--- start ---
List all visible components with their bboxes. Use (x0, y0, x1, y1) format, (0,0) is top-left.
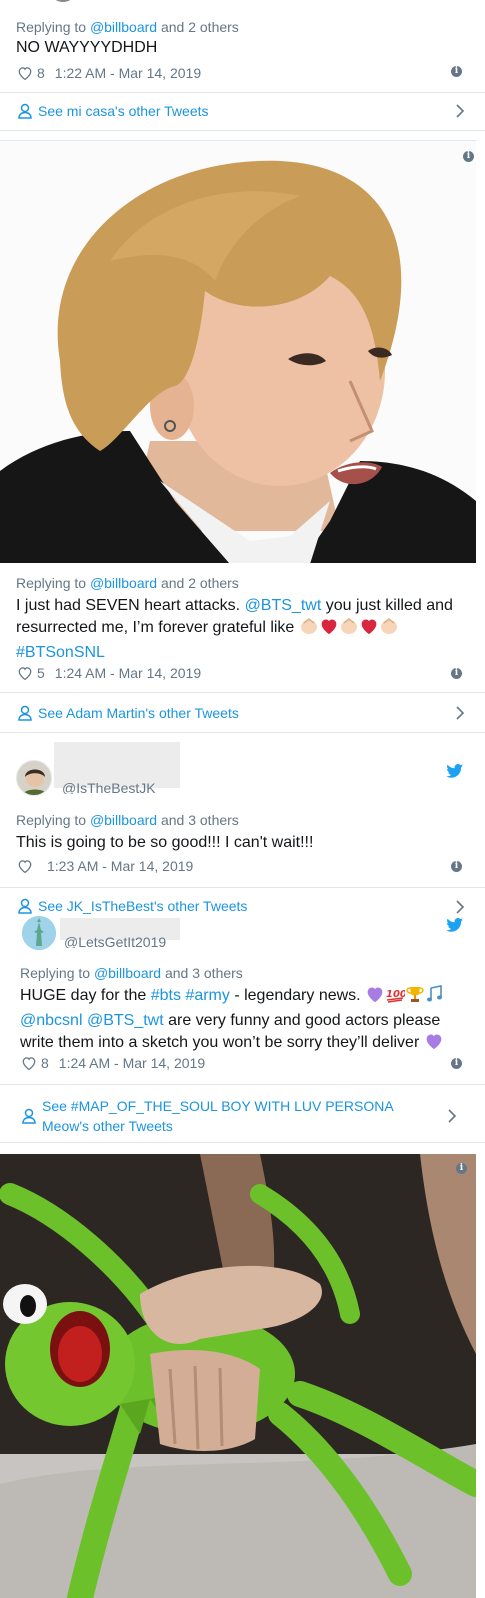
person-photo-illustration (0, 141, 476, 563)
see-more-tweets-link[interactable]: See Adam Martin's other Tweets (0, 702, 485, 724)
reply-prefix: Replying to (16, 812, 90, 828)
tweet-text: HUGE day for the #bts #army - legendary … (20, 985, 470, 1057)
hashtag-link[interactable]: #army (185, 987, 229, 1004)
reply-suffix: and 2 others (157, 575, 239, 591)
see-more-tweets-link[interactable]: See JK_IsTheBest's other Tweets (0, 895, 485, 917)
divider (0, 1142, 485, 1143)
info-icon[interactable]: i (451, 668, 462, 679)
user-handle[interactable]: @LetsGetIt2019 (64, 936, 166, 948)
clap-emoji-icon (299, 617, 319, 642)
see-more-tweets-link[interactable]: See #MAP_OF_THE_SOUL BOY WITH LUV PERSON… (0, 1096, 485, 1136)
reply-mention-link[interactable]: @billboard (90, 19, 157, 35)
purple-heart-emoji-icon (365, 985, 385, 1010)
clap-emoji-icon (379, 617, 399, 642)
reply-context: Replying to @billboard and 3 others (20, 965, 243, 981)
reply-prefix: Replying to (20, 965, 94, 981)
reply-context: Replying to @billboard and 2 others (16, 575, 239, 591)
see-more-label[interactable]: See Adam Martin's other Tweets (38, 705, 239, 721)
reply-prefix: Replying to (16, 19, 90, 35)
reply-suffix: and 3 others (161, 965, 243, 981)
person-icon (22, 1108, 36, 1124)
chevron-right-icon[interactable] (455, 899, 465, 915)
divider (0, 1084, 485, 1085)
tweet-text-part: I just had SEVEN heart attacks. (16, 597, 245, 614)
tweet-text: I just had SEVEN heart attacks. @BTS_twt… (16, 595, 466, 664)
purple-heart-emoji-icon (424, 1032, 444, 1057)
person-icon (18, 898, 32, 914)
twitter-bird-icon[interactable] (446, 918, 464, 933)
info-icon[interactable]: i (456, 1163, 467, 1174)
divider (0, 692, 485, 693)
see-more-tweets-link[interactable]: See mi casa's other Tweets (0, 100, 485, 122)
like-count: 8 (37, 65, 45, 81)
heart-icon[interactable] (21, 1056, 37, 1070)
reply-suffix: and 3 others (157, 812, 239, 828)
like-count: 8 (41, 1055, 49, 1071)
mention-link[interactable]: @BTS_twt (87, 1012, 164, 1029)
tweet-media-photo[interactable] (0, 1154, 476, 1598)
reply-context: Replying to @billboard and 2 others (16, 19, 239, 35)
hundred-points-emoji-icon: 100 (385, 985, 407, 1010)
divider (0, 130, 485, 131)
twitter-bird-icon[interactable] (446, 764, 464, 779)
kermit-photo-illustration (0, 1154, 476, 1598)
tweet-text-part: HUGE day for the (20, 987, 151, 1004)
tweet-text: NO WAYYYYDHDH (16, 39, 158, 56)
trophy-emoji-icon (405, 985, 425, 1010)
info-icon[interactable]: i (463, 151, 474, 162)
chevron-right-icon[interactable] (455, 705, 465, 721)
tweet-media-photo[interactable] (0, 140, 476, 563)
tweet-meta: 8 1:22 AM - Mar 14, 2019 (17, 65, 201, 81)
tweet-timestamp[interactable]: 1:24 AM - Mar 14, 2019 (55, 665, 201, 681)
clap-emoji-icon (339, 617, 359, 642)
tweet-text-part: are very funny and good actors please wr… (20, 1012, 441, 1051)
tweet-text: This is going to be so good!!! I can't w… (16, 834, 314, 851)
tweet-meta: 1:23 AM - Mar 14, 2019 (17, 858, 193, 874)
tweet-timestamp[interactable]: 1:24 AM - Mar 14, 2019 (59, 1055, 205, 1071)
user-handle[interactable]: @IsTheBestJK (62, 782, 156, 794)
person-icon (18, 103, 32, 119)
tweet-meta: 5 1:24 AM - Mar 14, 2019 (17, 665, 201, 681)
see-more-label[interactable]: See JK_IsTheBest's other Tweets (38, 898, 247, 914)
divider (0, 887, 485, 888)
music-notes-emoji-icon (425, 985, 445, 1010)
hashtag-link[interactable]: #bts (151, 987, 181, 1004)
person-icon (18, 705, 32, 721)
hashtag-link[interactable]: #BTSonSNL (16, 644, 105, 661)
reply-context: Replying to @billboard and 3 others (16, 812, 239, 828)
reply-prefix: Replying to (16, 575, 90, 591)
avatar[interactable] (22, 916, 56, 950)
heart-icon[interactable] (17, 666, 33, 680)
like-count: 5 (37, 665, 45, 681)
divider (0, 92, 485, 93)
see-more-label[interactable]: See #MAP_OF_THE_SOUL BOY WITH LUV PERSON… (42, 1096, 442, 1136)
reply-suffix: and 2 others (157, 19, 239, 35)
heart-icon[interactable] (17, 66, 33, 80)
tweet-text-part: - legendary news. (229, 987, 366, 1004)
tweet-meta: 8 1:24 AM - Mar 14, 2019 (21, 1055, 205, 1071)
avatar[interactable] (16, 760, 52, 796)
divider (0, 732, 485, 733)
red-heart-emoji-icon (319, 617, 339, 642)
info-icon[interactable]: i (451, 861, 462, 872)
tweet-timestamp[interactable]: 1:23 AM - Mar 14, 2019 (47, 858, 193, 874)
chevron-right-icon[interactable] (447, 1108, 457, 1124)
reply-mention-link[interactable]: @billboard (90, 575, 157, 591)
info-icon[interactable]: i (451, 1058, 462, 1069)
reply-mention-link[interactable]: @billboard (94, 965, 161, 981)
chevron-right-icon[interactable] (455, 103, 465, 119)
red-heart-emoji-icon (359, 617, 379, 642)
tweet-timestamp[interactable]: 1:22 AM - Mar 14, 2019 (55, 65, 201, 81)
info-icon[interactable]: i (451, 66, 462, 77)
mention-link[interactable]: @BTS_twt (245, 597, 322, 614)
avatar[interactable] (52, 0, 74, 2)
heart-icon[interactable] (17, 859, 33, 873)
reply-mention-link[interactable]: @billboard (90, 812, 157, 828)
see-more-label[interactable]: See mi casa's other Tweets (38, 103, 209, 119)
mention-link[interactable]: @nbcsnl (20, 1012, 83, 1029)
--- end ---
- **Goal of the exercise**: Put the lines between the one holding "person-photo-illustration (0, 141, 476, 563)" and the one holding "purple-heart-emoji-icon (424, 1032, 444, 1057)", inclusive, into a Markdown table with the columns Row and Line. Number each row and omit blank lines.

- **Response to the exercise**:
| Row | Line |
|---|---|
| 1 | person-photo-illustration (0, 141, 476, 563) |
| 2 | see-more-tweets-link[interactable]: See Adam Martin's other Tweets (0, 702, 485, 724) |
| 3 | reply-prefix: Replying to (16, 812, 90, 828) |
| 4 | tweet-text: HUGE day for the #bts #army - legendary … (20, 985, 470, 1057) |
| 5 | hashtag-link[interactable]: #army (185, 987, 229, 1004) |
| 6 | reply-suffix: and 2 others (157, 575, 239, 591) |
| 7 | see-more-tweets-link[interactable]: See JK_IsTheBest's other Tweets (0, 895, 485, 917) |
| 8 | divider (0, 1142, 485, 1143) |
| 9 | info-icon[interactable]: i (451, 668, 462, 679) |
| 10 | user-handle[interactable]: @LetsGetIt2019 (64, 936, 166, 948) |
| 11 | clap-emoji-icon (299, 617, 319, 642) |
| 12 | see-more-tweets-link[interactable]: See #MAP_OF_THE_SOUL BOY WITH LUV PERSON… (0, 1096, 485, 1136) |
| 13 | reply-mention-link[interactable]: @billboard (90, 19, 157, 35) |
| 14 | purple-heart-emoji-icon (365, 985, 385, 1010) |
| 15 | clap-emoji-icon (379, 617, 399, 642) |
| 16 | reply-context: Replying to @billboard and 3 others (20, 965, 243, 981) |
| 17 | reply-prefix: Replying to (20, 965, 94, 981) |
| 18 | reply-context: Replying to @billboard and 2 others (16, 575, 239, 591) |
| 19 | see-more-label[interactable]: See Adam Martin's other Tweets (38, 705, 239, 721) |
| 20 | reply-prefix: Replying to (16, 19, 90, 35) |
| 21 | reply-suffix: and 3 others (161, 965, 243, 981) |
| 22 | person-icon (22, 1108, 36, 1124) |
| 23 | chevron-right-icon[interactable] (455, 899, 465, 915) |
| 24 | divider (0, 1084, 485, 1085) |
| 25 | tweet-text-part: I just had SEVEN heart attacks. (16, 597, 245, 614) |
| 26 | tweet-text: I just had SEVEN heart attacks. @BTS_twt… (16, 595, 466, 664) |
| 27 | purple-heart-emoji-icon (424, 1032, 444, 1057) |